§ Source records:
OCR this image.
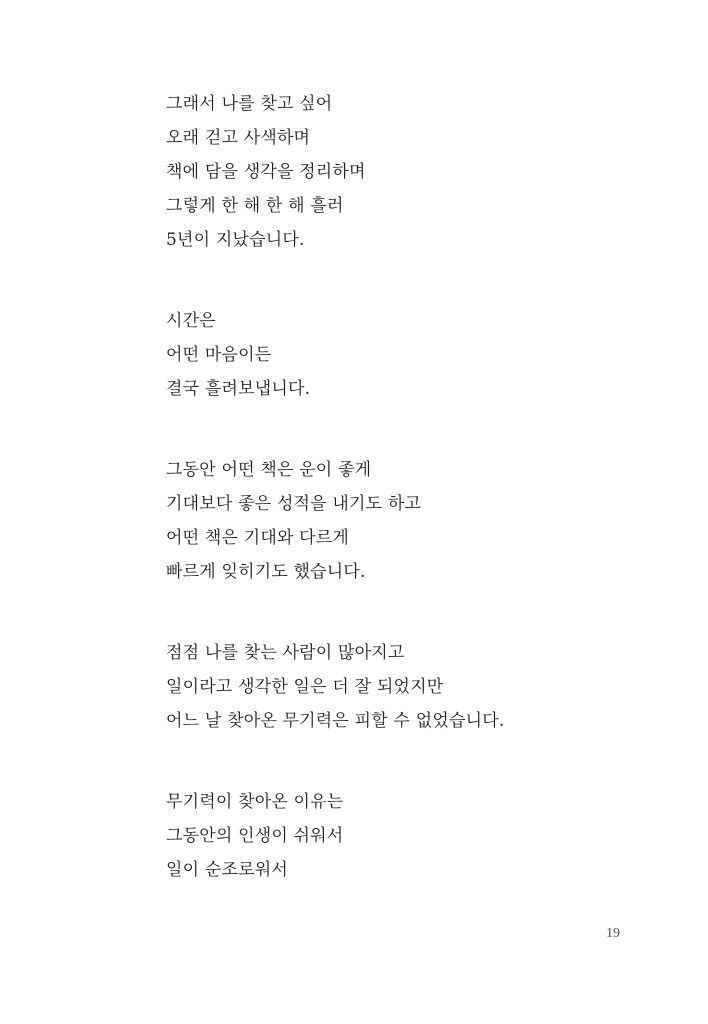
그래서 나를 찾고 싶어
오래 걷고 사색하며
책에 담을 생각을 정리하며
그렇게 한 해 한 해 흘러
5년이 지났습니다.
시간은
어떤 마음이든
결국 흘려보냅니다.
그동안 어떤 책은 운이 좋게
기대보다 좋은 성적을 내기도 하고
어떤 책은 기대와 다르게
빠르게 잊히기도 했습니다.
점점 나를 찾는 사람이 많아지고
일이라고 생각한 일은 더 잘 되었지만
어느 날 찾아온 무기력은 피할 수 없었습니다.
무기력이 찾아온 이유는
그동안의 인생이 쉬워서
일이 순조로워서
19
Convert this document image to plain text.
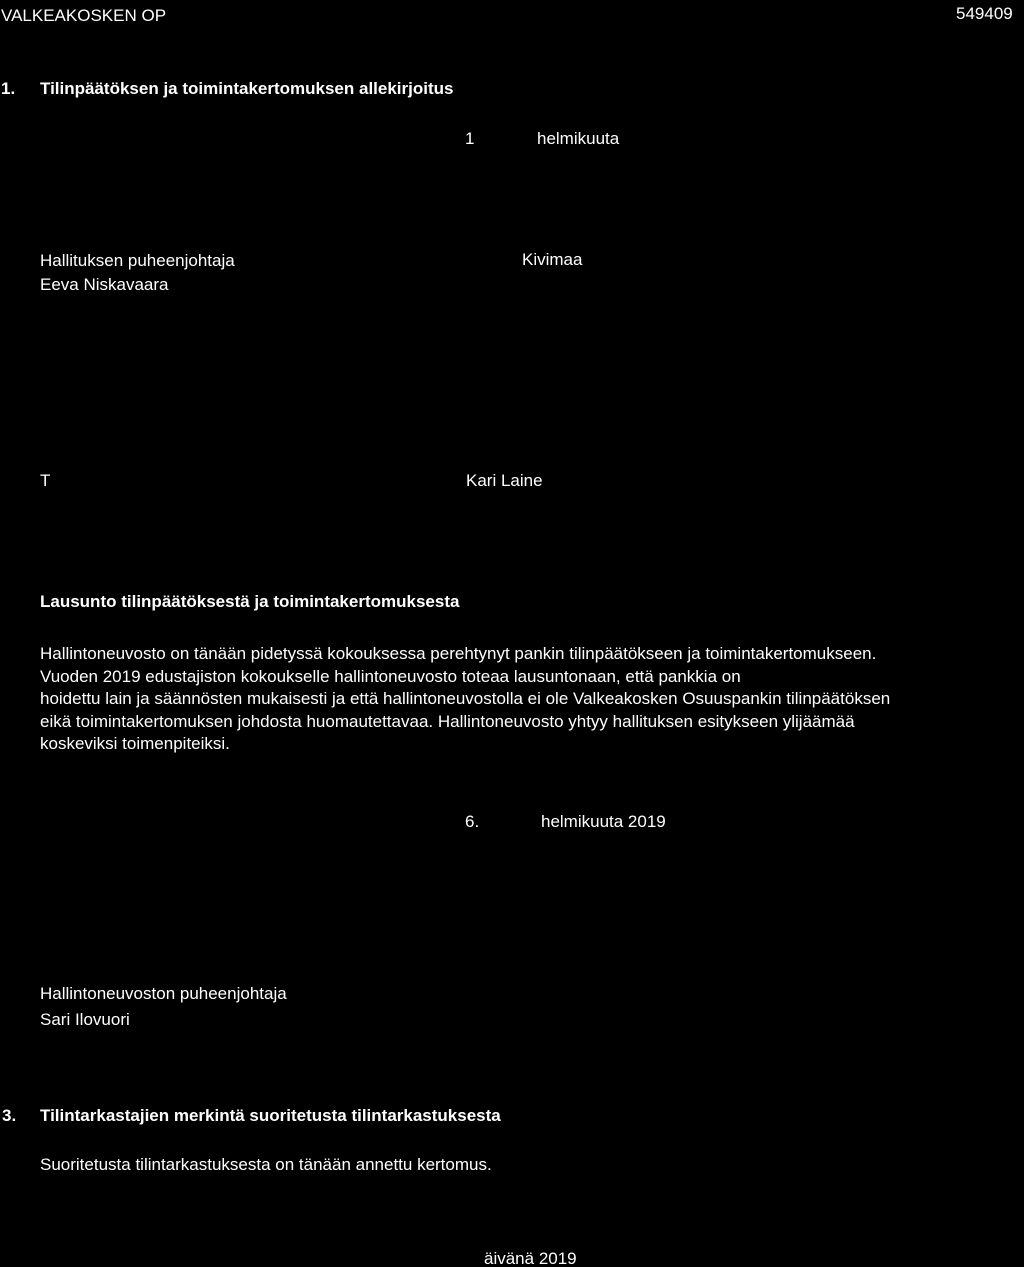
VALKEAKOSKEN OP	549409
1. Tilinpäätöksen ja toimintakertomuksen allekirjoitus
1	helmikuuta
Hallituksen puheenjohtaja
Eeva Niskavaara
Kivimaa
T	Kari Laine
Lausunto tilinpäätöksestä ja toimintakertomuksesta
Hallintoneuvosto on tänään pidetyssä kokouksessa perehtynyt pankin tilinpäätökseen ja toimintakertomukseen.
Vuoden 2019 edustajiston kokoukselle hallintoneuvosto toteaa lausuntonaan, että pankkia on
hoidettu lain ja säännösten mukaisesti ja että hallintoneuvostolla ei ole Valkeakosken Osuuspankin tilinpäätöksen
eikä toimintakertomuksen johdosta huomautettavaa. Hallintoneuvosto yhtyy hallituksen esitykseen ylijäämää
koskeviksi toimenpiteiksi.
6.	helmikuuta 2019
Hallintoneuvoston puheenjohtaja
Sari Ilovuori
3. Tilintarkastajien merkintä suoritetusta tilintarkastuksesta
Suoritetusta tilintarkastuksesta on tänään annettu kertomus.
äivänä 2019
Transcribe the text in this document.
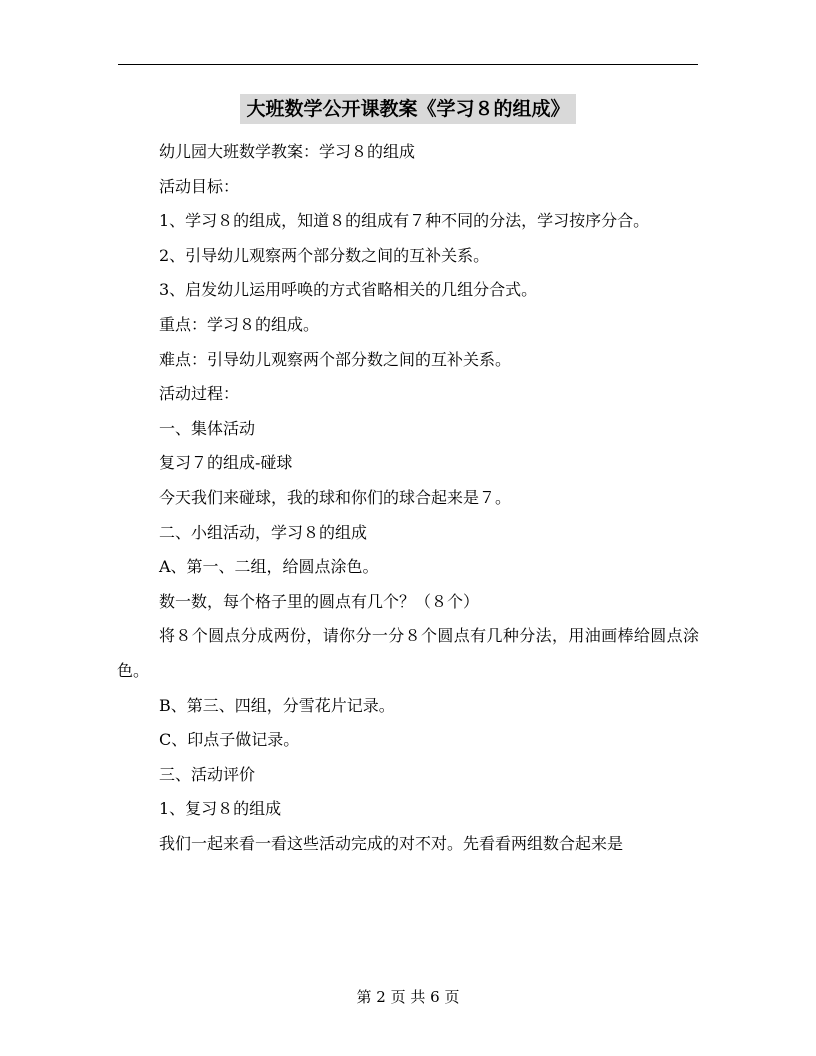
大班数学公开课教案《学习８的组成》

幼儿园大班数学教案：学习８的组成

活动目标：

1、学习８的组成，知道８的组成有７种不同的分法，学习按序分合。

2、引导幼儿观察两个部分数之间的互补关系。

3、启发幼儿运用呼唤的方式省略相关的几组分合式。

重点：学习８的组成。

难点：引导幼儿观察两个部分数之间的互补关系。

活动过程：

一、集体活动

复习７的组成-碰球

今天我们来碰球，我的球和你们的球合起来是７。

二、小组活动，学习８的组成

A、第一、二组，给圆点涂色。

数一数，每个格子里的圆点有几个？（８个）

将８个圆点分成两份，请你分一分８个圆点有几种分法，用油画棒给圆点涂色。

B、第三、四组，分雪花片记录。

C、印点子做记录。

三、活动评价

1、复习８的组成

我们一起来看一看这些活动完成的对不对。先看看两组数合起来是

第 2 页 共 6 页
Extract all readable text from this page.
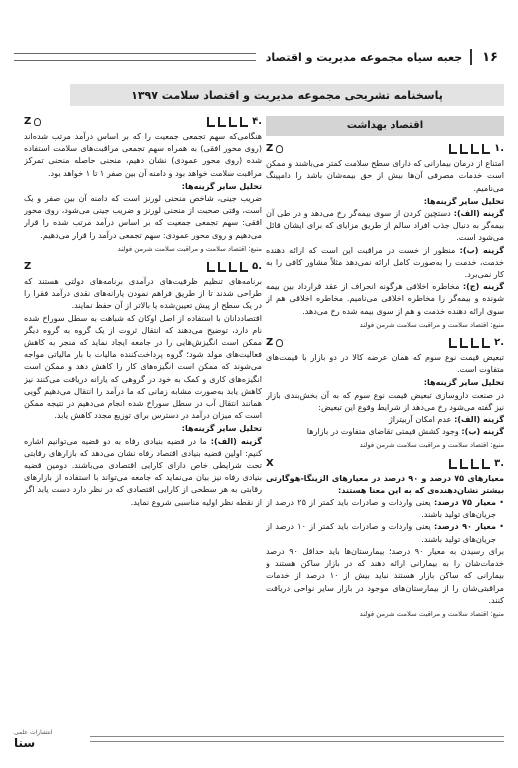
۱۶
جعبه سیاه مجموعه مدیریت و اقتصاد
پاسخنامه تشریحی مجموعه مدیریت و اقتصاد سلامت ۱۳۹۷
اقتصاد بهداشت
Z	۱.

امتناع از درمان بیمارانی که دارای سطح سلامت کمتر می‌باشند و ممکن است خدمات مصرفی آن‌ها بیش از حق بیمه‌شان باشد را دامپینگ می‌نامیم.

تحلیل سایر گزینه‌ها:

گزینه (الف): دستچین کردن از سوی بیمه‌گر رخ می‌دهد و در طی آن بیمه‌گر به دنبال جذب افراد سالم از طریق مزایای که برای ایشان قائل می‌شود است.

گزینه (ب): منظور از خست در مراقبت این است که ارائه دهنده خدمت، خدمت را به‌صورت کامل ارائه نمی‌دهد مثلاً مشاور کافی را به کار نمی‌برد.

گزینه (ج): مخاطره اخلاقی هرگونه انحراف از عقد قرارداد بین بیمه شونده و بیمه‌گر را مخاطره اخلاقی می‌نامیم. مخاطره اخلاقی هم از سوی ارائه دهنده خدمت و هم از سوی بیمه شده رخ می‌دهد.

منبع: اقتصاد سلامت و مراقبت سلامت شرمن فولند
Z	۲.

تبعیض قیمت نوع سوم که همان عرضه کالا در دو بازار با قیمت‌های متفاوت است.

تحلیل سایر گزینه‌ها:

در صنعت داروسازی تبعیض قیمت نوع سوم که به آن بخش‌بندی بازار نیز گفته می‌شود رخ می‌دهد از شرایط وقوع این تبعیض:

گزینه (الف): عدم امکان آربیتراژ

گزینه (ب): وجود کشش قیمتی تقاضای متفاوت در بازارها

منبع: اقتصاد سلامت و مراقبت سلامت شرمن فولند
X	۳.

معیارهای ۷۵ درصد و ۹۰ درصد در معیارهای الزینگا-هوگارتی بیشتر نشان‌دهنده‌ی که به این معنا هستند:

• معیار ۷۵ درصد: یعنی واردات و صادرات باید کمتر از ۲۵ درصد از جریان‌های تولید باشند.

• معیار ۹۰ درصد: یعنی واردات و صادرات باید کمتر از ۱۰ درصد از جریان‌های تولید باشند.

برای رسیدن به معیار ۹۰ درصد؛ بیمارستان‌ها باید حداقل ۹۰ درصد خدمات‌شان را به بیمارانی ارائه دهند که در بازار ساکن هستند و بیمارانی که ساکن بازار هستند نباید بیش از ۱۰ درصد از خدمات مراقبتی‌شان را از بیمارستان‌های موجود در بازار سایر نواحی دریافت کنند.

منبع: اقتصاد سلامت و مراقبت سلامت شرمن فولند
Z	۴.

هنگامی‌که سهم تجمعی جمعیت را که بر اساس درآمد مرتب شده‌اند (روی محور افقی) به همراه سهم تجمعی مراقبت‌های سلامت استفاده شده (روی محور عمودی) نشان دهیم، منحنی حاصله منحنی تمرکز مراقبت سلامت خواهد بود و دامنه آن بین صفر ۱ تا ۱ خواهد بود.

تحلیل سایر گزینه‌ها:

ضریب جینی، شاخص منحنی لورنز است که دامنه آن بین صفر و یک است، وقتی صحبت از منحنی لورنز و ضریب جینی می‌شود، روی محور افقی: سهم تجمعی جمعیت که بر اساس درآمد مرتب شده را قرار می‌دهیم و روی محور عمودی: سهم تجمعی درآمد را قرار می‌دهیم.

منبع: اقتصاد سلامت و مراقبت سلامت شرمن فولند
Z	۵.

برنامه‌های تنظیم ظرفیت‌های درآمدی برنامه‌های دولتی هستند که طراحی شدند تا از طریق فراهم نمودن یارانه‌های نقدی درآمد فقرا را در یک سطح از پیش تعیین‌شده یا بالاتر از آن حفظ نمایند.

اقتصاددانان با استفاده از اصل اوکان که شباهت به سطل سوراخ شده نام دارد، توضیح می‌دهند که انتقال ثروت از یک گروه به گروه دیگر ممکن است انگیزش‌هایی را در جامعه ایجاد نماید که منجر به کاهش فعالیت‌های مولد شود؛ گروه پرداخت‌کننده مالیات با بار مالیاتی مواجه می‌شوند که ممکن است انگیزه‌های کار را کاهش دهد و ممکن است انگیزه‌های کاری و کمک به خود در گروهی که یارانه دریافت می‌کنند نیز کاهش یابد به‌صورت مشابه زمانی که ما درآمد را انتقال می‌دهیم گویی همانند انتقال آب در سطل سوراخ شده انجام می‌دهیم در نتیجه ممکن است که میزان درآمد در دسترس برای توزیع مجدد کاهش یابد.

تحلیل سایر گزینه‌ها:

گزینه (الف): ما در قضیه بنیادی رفاه به دو قضیه می‌توانیم اشاره کنیم: اولین قضیه بنیادی اقتصاد رفاه نشان می‌دهد که بازارهای رقابتی تحت شرایطی خاص دارای کارایی اقتصادی می‌باشند. دومین قضیه بنیادی رفاه نیز بیان می‌نماید که جامعه می‌تواند با استفاده از بازارهای رقابتی به هر سطحی از کارایی اقتصادی که در نظر دارد دست یابد اگر از نقطه نظر اولیه مناسبی شروع نماید.

انتشارات علمی
سنا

§ Job: Retype the whole listing exactly and leave the pictures out.

§ Task response:
OCR this image.
그래서 나를 찾고 싶어
오래 걷고 사색하며
책에 담을 생각을 정리하며
그렇게 한 해 한 해 흘러
5년이 지났습니다.
시간은
어떤 마음이든
결국 흘려보냅니다.
그동안 어떤 책은 운이 좋게
기대보다 좋은 성적을 내기도 하고
어떤 책은 기대와 다르게
빠르게 잊히기도 했습니다.
점점 나를 찾는 사람이 많아지고
일이라고 생각한 일은 더 잘 되었지만
어느 날 찾아온 무기력은 피할 수 없었습니다.
무기력이 찾아온 이유는
그동안의 인생이 쉬워서
일이 순조로워서
19
Convert this document image to plain text.
VALKEAKOSKEN OP	549409
1. Tilinpäätöksen ja toimintakertomuksen allekirjoitus
1	helmikuuta
Hallituksen puheenjohtaja
Eeva Niskavaara
Kivimaa
T	Kari Laine
Lausunto tilinpäätöksestä ja toimintakertomuksesta
Hallintoneuvosto on tänään pidetyssä kokouksessa perehtynyt pankin tilinpäätökseen ja toimintakertomukseen.
Vuoden 2019 edustajiston kokoukselle hallintoneuvosto toteaa lausuntonaan, että pankkia on
hoidettu lain ja säännösten mukaisesti ja että hallintoneuvostolla ei ole Valkeakosken Osuuspankin tilinpäätöksen
eikä toimintakertomuksen johdosta huomautettavaa. Hallintoneuvosto yhtyy hallituksen esitykseen ylijäämää
koskeviksi toimenpiteiksi.
6.	helmikuuta 2019
Hallintoneuvoston puheenjohtaja
Sari Ilovuori
3. Tilintarkastajien merkintä suoritetusta tilintarkastuksesta
Suoritetusta tilintarkastuksesta on tänään annettu kertomus.
äivänä 2019
Transcribe the text in this document.
大班数学公开课教案《学习８的组成》

幼儿园大班数学教案：学习８的组成

活动目标：

1、学习８的组成，知道８的组成有７种不同的分法，学习按序分合。

2、引导幼儿观察两个部分数之间的互补关系。

3、启发幼儿运用呼唤的方式省略相关的几组分合式。

重点：学习８的组成。

难点：引导幼儿观察两个部分数之间的互补关系。

活动过程：

一、集体活动

复习７的组成-碰球

今天我们来碰球，我的球和你们的球合起来是７。

二、小组活动，学习８的组成

A、第一、二组，给圆点涂色。

数一数，每个格子里的圆点有几个？（８个）

将８个圆点分成两份，请你分一分８个圆点有几种分法，用油画棒给圆点涂色。

B、第三、四组，分雪花片记录。

C、印点子做记录。

三、活动评价

1、复习８的组成

我们一起来看一看这些活动完成的对不对。先看看两组数合起来是

第 2 页 共 6 页
Extract all readable text from this page.
۱۶
جعبه سیاه مجموعه مدیریت و اقتصاد
پاسخنامه تشریحی مجموعه مدیریت و اقتصاد سلامت ۱۳۹۷
اقتصاد بهداشت
Z	۱.

امتناع از درمان بیمارانی که دارای سطح سلامت کمتر می‌باشند و ممکن است خدمات مصرفی آن‌ها بیش از حق بیمه‌شان باشد را دامپینگ می‌نامیم.

تحلیل سایر گزینه‌ها:

گزینه (الف): دستچین کردن از سوی بیمه‌گر رخ می‌دهد و در طی آن بیمه‌گر به دنبال جذب افراد سالم از طریق مزایای که برای ایشان قائل می‌شود است.

گزینه (ب): منظور از خست در مراقبت این است که ارائه دهنده خدمت، خدمت را به‌صورت کامل ارائه نمی‌دهد مثلاً مشاور کافی را به کار نمی‌برد.

گزینه (ج): مخاطره اخلاقی هرگونه انحراف از عقد قرارداد بین بیمه شونده و بیمه‌گر را مخاطره اخلاقی می‌نامیم. مخاطره اخلاقی هم از سوی ارائه دهنده خدمت و هم از سوی بیمه شده رخ می‌دهد.

منبع: اقتصاد سلامت و مراقبت سلامت شرمن فولند
Z	۲.

تبعیض قیمت نوع سوم که همان عرضه کالا در دو بازار با قیمت‌های متفاوت است.

تحلیل سایر گزینه‌ها:

در صنعت داروسازی تبعیض قیمت نوع سوم که به آن بخش‌بندی بازار نیز گفته می‌شود رخ می‌دهد از شرایط وقوع این تبعیض:

گزینه (الف): عدم امکان آربیتراژ

گزینه (ب): وجود کشش قیمتی تقاضای متفاوت در بازارها

منبع: اقتصاد سلامت و مراقبت سلامت شرمن فولند
X	۳.

معیارهای ۷۵ درصد و ۹۰ درصد در معیارهای الزینگا-هوگارتی بیشتر نشان‌دهنده‌ی که به این معنا هستند:

• معیار ۷۵ درصد: یعنی واردات و صادرات باید کمتر از ۲۵ درصد از جریان‌های تولید باشند.

• معیار ۹۰ درصد: یعنی واردات و صادرات باید کمتر از ۱۰ درصد از جریان‌های تولید باشند.

برای رسیدن به معیار ۹۰ درصد؛ بیمارستان‌ها باید حداقل ۹۰ درصد خدمات‌شان را به بیمارانی ارائه دهند که در بازار ساکن هستند و بیمارانی که ساکن بازار هستند نباید بیش از ۱۰ درصد از خدمات مراقبتی‌شان را از بیمارستان‌های موجود در بازار سایر نواحی دریافت کنند.

منبع: اقتصاد سلامت و مراقبت سلامت شرمن فولند
Z	۴.

هنگامی‌که سهم تجمعی جمعیت را که بر اساس درآمد مرتب شده‌اند (روی محور افقی) به همراه سهم تجمعی مراقبت‌های سلامت استفاده شده (روی محور عمودی) نشان دهیم، منحنی حاصله منحنی تمرکز مراقبت سلامت خواهد بود و دامنه آن بین صفر ۱ تا ۱ خواهد بود.

تحلیل سایر گزینه‌ها:

ضریب جینی، شاخص منحنی لورنز است که دامنه آن بین صفر و یک است، وقتی صحبت از منحنی لورنز و ضریب جینی می‌شود، روی محور افقی: سهم تجمعی جمعیت که بر اساس درآمد مرتب شده را قرار می‌دهیم و روی محور عمودی: سهم تجمعی درآمد را قرار می‌دهیم.

منبع: اقتصاد سلامت و مراقبت سلامت شرمن فولند
Z	۵.

برنامه‌های تنظیم ظرفیت‌های درآمدی برنامه‌های دولتی هستند که طراحی شدند تا از طریق فراهم نمودن یارانه‌های نقدی درآمد فقرا را در یک سطح از پیش تعیین‌شده یا بالاتر از آن حفظ نمایند.

اقتصاددانان با استفاده از اصل اوکان که شباهت به سطل سوراخ شده نام دارد، توضیح می‌دهند که انتقال ثروت از یک گروه به گروه دیگر ممکن است انگیزش‌هایی را در جامعه ایجاد نماید که منجر به کاهش فعالیت‌های مولد شود؛ گروه پرداخت‌کننده مالیات با بار مالیاتی مواجه می‌شوند که ممکن است انگیزه‌های کار را کاهش دهد و ممکن است انگیزه‌های کاری و کمک به خود در گروهی که یارانه دریافت می‌کنند نیز کاهش یابد به‌صورت مشابه زمانی که ما درآمد را انتقال می‌دهیم گویی همانند انتقال آب در سطل سوراخ شده انجام می‌دهیم در نتیجه ممکن است که میزان درآمد در دسترس برای توزیع مجدد کاهش یابد.

تحلیل سایر گزینه‌ها:

گزینه (الف): ما در قضیه بنیادی رفاه به دو قضیه می‌توانیم اشاره کنیم: اولین قضیه بنیادی اقتصاد رفاه نشان می‌دهد که بازارهای رقابتی تحت شرایطی خاص دارای کارایی اقتصادی می‌باشند. دومین قضیه بنیادی رفاه نیز بیان می‌نماید که جامعه می‌تواند با استفاده از بازارهای رقابتی به هر سطحی از کارایی اقتصادی که در نظر دارد دست یابد اگر از نقطه نظر اولیه مناسبی شروع نماید.

انتشارات علمی
سنا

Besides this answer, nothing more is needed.